### TO DO
Pick out the lines below that contain the string "Create" and copy them all.

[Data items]
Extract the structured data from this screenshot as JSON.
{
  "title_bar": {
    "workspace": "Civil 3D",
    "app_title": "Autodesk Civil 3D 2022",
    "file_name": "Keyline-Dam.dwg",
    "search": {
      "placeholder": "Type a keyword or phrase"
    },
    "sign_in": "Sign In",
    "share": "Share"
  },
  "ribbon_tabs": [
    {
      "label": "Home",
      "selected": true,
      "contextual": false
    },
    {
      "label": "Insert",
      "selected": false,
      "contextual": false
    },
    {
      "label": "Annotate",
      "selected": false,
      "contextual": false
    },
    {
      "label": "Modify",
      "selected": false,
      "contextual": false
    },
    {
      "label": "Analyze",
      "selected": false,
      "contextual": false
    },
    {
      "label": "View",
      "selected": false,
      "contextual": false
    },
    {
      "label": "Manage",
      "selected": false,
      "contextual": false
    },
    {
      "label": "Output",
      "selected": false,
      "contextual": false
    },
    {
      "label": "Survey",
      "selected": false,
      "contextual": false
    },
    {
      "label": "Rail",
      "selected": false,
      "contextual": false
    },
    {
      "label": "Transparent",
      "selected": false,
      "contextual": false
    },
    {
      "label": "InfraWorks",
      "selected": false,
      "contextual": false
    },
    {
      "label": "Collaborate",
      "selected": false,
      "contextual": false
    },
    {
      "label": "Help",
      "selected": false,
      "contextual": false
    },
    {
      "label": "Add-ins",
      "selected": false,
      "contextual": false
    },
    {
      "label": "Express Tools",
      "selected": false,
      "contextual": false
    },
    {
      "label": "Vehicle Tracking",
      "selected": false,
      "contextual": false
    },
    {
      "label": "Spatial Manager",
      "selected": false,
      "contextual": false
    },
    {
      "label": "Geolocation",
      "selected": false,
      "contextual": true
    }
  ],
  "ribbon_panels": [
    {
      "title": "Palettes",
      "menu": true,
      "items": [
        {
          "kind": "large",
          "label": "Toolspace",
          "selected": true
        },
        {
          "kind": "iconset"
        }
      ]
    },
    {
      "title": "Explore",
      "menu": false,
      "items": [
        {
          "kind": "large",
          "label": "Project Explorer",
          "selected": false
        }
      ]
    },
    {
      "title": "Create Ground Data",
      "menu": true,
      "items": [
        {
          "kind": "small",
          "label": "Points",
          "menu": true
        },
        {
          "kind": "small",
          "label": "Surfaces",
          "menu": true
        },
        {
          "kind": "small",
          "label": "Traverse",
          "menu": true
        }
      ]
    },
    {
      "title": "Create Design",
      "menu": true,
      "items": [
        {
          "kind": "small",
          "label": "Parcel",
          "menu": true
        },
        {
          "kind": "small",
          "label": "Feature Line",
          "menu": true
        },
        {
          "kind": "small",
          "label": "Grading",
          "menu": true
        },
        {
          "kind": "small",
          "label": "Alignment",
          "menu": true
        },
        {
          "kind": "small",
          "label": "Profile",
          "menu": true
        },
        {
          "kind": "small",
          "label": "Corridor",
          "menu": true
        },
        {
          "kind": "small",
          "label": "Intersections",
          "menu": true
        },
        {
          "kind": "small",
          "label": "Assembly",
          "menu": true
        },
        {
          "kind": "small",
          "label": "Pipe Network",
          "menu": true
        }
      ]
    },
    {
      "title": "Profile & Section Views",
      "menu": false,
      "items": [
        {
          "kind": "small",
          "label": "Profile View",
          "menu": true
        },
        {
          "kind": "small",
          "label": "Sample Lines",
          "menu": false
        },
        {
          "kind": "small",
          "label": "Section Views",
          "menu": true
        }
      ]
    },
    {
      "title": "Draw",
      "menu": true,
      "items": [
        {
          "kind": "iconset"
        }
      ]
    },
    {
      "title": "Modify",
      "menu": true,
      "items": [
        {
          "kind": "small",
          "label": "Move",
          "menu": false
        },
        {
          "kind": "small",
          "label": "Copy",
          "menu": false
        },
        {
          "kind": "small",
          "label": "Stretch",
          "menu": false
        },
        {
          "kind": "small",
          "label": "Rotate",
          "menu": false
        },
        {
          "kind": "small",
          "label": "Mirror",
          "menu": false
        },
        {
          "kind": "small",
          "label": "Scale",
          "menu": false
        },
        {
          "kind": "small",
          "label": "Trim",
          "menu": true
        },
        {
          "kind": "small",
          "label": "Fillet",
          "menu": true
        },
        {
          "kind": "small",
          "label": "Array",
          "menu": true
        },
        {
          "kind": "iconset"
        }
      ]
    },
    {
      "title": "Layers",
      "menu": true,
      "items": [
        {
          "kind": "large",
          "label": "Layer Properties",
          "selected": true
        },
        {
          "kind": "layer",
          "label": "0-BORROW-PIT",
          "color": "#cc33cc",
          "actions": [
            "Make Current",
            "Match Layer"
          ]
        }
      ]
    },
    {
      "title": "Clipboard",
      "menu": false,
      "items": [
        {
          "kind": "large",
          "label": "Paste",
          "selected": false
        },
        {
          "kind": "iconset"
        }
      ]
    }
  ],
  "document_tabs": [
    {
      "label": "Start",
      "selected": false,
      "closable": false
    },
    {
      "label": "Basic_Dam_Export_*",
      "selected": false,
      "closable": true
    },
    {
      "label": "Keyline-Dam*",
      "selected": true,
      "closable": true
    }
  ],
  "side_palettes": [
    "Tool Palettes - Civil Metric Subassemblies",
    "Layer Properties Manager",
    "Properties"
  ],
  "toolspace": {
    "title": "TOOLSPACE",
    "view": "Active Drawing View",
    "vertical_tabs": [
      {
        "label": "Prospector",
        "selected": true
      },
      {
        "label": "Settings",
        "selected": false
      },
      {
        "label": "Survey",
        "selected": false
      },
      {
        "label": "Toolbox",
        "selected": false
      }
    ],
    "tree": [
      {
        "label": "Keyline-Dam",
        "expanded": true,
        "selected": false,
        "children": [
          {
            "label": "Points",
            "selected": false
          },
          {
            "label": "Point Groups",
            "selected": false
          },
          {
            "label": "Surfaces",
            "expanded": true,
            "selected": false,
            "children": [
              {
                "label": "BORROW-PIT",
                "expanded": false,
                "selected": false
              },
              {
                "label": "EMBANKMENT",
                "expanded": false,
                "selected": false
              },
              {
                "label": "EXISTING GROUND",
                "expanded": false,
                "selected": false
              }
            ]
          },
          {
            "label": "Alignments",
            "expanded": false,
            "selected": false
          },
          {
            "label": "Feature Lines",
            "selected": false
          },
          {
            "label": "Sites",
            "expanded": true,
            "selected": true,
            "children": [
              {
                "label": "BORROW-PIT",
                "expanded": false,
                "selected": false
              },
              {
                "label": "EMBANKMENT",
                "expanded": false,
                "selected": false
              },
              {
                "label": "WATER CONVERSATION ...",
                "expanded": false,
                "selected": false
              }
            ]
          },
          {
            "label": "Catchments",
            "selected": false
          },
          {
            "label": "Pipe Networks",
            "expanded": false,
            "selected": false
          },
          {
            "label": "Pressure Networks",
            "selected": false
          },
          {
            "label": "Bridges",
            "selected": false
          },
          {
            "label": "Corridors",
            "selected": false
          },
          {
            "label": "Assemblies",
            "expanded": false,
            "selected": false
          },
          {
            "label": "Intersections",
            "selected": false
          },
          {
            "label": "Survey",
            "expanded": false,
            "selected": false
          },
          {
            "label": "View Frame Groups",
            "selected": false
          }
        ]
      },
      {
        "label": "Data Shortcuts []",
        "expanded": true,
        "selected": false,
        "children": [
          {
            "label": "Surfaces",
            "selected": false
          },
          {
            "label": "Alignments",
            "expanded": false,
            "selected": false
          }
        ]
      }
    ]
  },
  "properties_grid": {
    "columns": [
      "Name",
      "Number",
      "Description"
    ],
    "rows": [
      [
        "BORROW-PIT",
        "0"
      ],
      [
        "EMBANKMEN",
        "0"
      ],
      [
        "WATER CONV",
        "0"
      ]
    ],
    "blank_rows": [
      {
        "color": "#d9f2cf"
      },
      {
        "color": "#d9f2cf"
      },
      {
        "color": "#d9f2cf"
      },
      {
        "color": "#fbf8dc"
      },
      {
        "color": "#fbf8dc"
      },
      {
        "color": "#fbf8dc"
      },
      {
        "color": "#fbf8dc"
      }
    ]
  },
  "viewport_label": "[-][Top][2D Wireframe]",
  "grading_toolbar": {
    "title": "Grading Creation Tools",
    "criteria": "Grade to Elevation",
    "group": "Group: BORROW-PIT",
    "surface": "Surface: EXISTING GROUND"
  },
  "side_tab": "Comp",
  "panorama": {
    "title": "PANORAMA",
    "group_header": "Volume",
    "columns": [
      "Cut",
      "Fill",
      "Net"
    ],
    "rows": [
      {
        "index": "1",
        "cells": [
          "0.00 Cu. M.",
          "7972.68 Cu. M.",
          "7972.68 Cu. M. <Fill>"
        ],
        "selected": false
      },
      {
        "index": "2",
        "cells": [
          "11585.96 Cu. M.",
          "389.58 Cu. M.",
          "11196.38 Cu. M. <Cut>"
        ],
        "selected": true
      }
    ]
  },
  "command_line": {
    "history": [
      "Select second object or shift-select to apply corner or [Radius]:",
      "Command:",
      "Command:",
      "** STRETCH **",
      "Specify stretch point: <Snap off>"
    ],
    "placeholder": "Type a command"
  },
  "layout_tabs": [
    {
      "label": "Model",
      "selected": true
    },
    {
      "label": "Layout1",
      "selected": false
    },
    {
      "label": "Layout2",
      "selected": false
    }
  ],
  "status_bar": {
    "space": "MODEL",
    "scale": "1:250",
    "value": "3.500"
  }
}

### RESULT OF THE EXERCISE
      "title": "Create Ground Data",
      "title": "Create Design",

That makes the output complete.